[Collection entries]
========

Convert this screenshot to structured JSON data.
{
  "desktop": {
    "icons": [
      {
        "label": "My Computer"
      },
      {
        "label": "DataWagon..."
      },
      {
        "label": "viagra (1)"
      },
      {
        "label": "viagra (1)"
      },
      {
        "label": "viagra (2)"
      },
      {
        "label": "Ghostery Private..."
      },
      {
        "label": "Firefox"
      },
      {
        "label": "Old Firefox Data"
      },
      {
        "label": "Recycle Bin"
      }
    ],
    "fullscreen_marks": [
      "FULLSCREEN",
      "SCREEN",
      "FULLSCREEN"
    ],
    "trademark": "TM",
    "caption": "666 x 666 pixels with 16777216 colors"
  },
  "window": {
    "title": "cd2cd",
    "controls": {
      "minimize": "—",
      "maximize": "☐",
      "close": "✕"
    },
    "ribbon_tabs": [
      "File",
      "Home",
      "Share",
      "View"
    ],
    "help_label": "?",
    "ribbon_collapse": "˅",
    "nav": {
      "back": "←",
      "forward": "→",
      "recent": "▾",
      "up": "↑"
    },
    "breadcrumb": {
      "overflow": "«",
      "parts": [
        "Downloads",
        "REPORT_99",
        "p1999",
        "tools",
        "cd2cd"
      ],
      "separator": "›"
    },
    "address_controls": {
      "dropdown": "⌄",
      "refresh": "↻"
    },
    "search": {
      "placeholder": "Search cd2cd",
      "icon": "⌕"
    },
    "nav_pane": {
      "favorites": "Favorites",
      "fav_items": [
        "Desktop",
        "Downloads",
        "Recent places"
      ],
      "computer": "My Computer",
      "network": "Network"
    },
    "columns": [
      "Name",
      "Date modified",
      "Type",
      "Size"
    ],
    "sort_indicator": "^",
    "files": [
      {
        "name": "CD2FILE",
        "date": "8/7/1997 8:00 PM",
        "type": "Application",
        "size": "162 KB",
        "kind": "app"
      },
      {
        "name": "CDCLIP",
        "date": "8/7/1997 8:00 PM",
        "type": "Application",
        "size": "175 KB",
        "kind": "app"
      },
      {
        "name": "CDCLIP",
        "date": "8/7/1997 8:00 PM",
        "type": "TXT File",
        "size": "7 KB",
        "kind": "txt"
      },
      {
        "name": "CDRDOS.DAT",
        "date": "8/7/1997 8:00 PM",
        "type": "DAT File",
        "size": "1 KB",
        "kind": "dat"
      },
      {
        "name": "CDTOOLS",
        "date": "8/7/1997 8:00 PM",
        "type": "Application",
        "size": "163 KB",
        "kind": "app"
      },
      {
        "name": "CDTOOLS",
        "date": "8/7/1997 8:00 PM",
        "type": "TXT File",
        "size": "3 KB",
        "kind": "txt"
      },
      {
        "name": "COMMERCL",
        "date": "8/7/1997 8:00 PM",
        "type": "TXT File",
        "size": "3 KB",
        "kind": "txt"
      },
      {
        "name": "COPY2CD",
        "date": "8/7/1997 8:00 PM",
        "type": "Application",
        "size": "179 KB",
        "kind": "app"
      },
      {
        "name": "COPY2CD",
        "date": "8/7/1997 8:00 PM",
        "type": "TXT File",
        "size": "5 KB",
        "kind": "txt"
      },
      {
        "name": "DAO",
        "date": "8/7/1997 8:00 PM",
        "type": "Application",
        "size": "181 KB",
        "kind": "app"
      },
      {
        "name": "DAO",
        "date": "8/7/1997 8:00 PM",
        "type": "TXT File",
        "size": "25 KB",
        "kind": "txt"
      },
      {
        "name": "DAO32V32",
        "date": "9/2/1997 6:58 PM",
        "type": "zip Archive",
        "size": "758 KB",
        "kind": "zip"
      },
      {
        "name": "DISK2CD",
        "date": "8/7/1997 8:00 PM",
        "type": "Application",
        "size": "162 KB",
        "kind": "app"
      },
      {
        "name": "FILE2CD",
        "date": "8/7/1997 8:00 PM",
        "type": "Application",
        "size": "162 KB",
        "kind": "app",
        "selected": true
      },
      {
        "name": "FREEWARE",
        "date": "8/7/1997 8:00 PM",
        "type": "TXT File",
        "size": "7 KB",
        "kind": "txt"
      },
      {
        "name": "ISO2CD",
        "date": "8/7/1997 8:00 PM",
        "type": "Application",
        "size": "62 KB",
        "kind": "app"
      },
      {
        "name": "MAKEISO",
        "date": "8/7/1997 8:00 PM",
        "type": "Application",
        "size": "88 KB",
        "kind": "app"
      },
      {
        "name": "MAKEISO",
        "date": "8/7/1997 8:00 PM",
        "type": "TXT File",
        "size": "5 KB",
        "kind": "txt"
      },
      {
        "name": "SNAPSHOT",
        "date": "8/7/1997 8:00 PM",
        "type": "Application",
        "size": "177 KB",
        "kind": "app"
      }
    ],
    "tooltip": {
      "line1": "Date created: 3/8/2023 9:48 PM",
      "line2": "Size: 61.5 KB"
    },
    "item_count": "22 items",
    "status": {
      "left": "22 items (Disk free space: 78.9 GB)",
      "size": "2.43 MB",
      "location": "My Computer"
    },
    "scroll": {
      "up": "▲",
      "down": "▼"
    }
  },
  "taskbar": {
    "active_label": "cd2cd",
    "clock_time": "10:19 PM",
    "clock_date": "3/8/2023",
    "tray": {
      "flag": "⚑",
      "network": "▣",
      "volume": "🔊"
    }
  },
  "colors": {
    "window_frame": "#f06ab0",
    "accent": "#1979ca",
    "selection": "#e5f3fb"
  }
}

========

All the entries above need to be reproduced exactly.

Convert this screenshot to structured JSON data.
{
  "desktop": {
    "icons": [
      {
        "label": "My Computer"
      },
      {
        "label": "DataWagon..."
      },
      {
        "label": "viagra (1)"
      },
      {
        "label": "viagra (1)"
      },
      {
        "label": "viagra (2)"
      },
      {
        "label": "Ghostery Private..."
      },
      {
        "label": "Firefox"
      },
      {
        "label": "Old Firefox Data"
      },
      {
        "label": "Recycle Bin"
      }
    ],
    "fullscreen_marks": [
      "FULLSCREEN",
      "SCREEN",
      "FULLSCREEN"
    ],
    "trademark": "TM",
    "caption": "666 x 666 pixels with 16777216 colors"
  },
  "window": {
    "title": "cd2cd",
    "controls": {
      "minimize": "—",
      "maximize": "☐",
      "close": "✕"
    },
    "ribbon_tabs": [
      "File",
      "Home",
      "Share",
      "View"
    ],
    "help_label": "?",
    "ribbon_collapse": "˅",
    "nav": {
      "back": "←",
      "forward": "→",
      "recent": "▾",
      "up": "↑"
    },
    "breadcrumb": {
      "overflow": "«",
      "parts": [
        "Downloads",
        "REPORT_99",
        "p1999",
        "tools",
        "cd2cd"
      ],
      "separator": "›"
    },
    "address_controls": {
      "dropdown": "⌄",
      "refresh": "↻"
    },
    "search": {
      "placeholder": "Search cd2cd",
      "icon": "⌕"
    },
    "nav_pane": {
      "favorites": "Favorites",
      "fav_items": [
        "Desktop",
        "Downloads",
        "Recent places"
      ],
      "computer": "My Computer",
      "network": "Network"
    },
    "columns": [
      "Name",
      "Date modified",
      "Type",
      "Size"
    ],
    "sort_indicator": "^",
    "files": [
      {
        "name": "CD2FILE",
        "date": "8/7/1997 8:00 PM",
        "type": "Application",
        "size": "162 KB",
        "kind": "app"
      },
      {
        "name": "CDCLIP",
        "date": "8/7/1997 8:00 PM",
        "type": "Application",
        "size": "175 KB",
        "kind": "app"
      },
      {
        "name": "CDCLIP",
        "date": "8/7/1997 8:00 PM",
        "type": "TXT File",
        "size": "7 KB",
        "kind": "txt"
      },
      {
        "name": "CDRDOS.DAT",
        "date": "8/7/1997 8:00 PM",
        "type": "DAT File",
        "size": "1 KB",
        "kind": "dat"
      },
      {
        "name": "CDTOOLS",
        "date": "8/7/1997 8:00 PM",
        "type": "Application",
        "size": "163 KB",
        "kind": "app"
      },
      {
        "name": "CDTOOLS",
        "date": "8/7/1997 8:00 PM",
        "type": "TXT File",
        "size": "3 KB",
        "kind": "txt"
      },
      {
        "name": "COMMERCL",
        "date": "8/7/1997 8:00 PM",
        "type": "TXT File",
        "size": "3 KB",
        "kind": "txt"
      },
      {
        "name": "COPY2CD",
        "date": "8/7/1997 8:00 PM",
        "type": "Application",
        "size": "179 KB",
        "kind": "app"
      },
      {
        "name": "COPY2CD",
        "date": "8/7/1997 8:00 PM",
        "type": "TXT File",
        "size": "5 KB",
        "kind": "txt"
      },
      {
        "name": "DAO",
        "date": "8/7/1997 8:00 PM",
        "type": "Application",
        "size": "181 KB",
        "kind": "app"
      },
      {
        "name": "DAO",
        "date": "8/7/1997 8:00 PM",
        "type": "TXT File",
        "size": "25 KB",
        "kind": "txt"
      },
      {
        "name": "DAO32V32",
        "date": "9/2/1997 6:58 PM",
        "type": "zip Archive",
        "size": "758 KB",
        "kind": "zip"
      },
      {
        "name": "DISK2CD",
        "date": "8/7/1997 8:00 PM",
        "type": "Application",
        "size": "162 KB",
        "kind": "app"
      },
      {
        "name": "FILE2CD",
        "date": "8/7/1997 8:00 PM",
        "type": "Application",
        "size": "162 KB",
        "kind": "app",
        "selected": true
      },
      {
        "name": "FREEWARE",
        "date": "8/7/1997 8:00 PM",
        "type": "TXT File",
        "size": "7 KB",
        "kind": "txt"
      },
      {
        "name": "ISO2CD",
        "date": "8/7/1997 8:00 PM",
        "type": "Application",
        "size": "62 KB",
        "kind": "app"
      },
      {
        "name": "MAKEISO",
        "date": "8/7/1997 8:00 PM",
        "type": "Application",
        "size": "88 KB",
        "kind": "app"
      },
      {
        "name": "MAKEISO",
        "date": "8/7/1997 8:00 PM",
        "type": "TXT File",
        "size": "5 KB",
        "kind": "txt"
      },
      {
        "name": "SNAPSHOT",
        "date": "8/7/1997 8:00 PM",
        "type": "Application",
        "size": "177 KB",
        "kind": "app"
      }
    ],
    "tooltip": {
      "line1": "Date created: 3/8/2023 9:48 PM",
      "line2": "Size: 61.5 KB"
    },
    "item_count": "22 items",
    "status": {
      "left": "22 items (Disk free space: 78.9 GB)",
      "size": "2.43 MB",
      "location": "My Computer"
    },
    "scroll": {
      "up": "▲",
      "down": "▼"
    }
  },
  "taskbar": {
    "active_label": "cd2cd",
    "clock_time": "10:19 PM",
    "clock_date": "3/8/2023",
    "tray": {
      "flag": "⚑",
      "network": "▣",
      "volume": "🔊"
    }
  },
  "colors": {
    "window_frame": "#f06ab0",
    "accent": "#1979ca",
    "selection": "#e5f3fb"
  }
}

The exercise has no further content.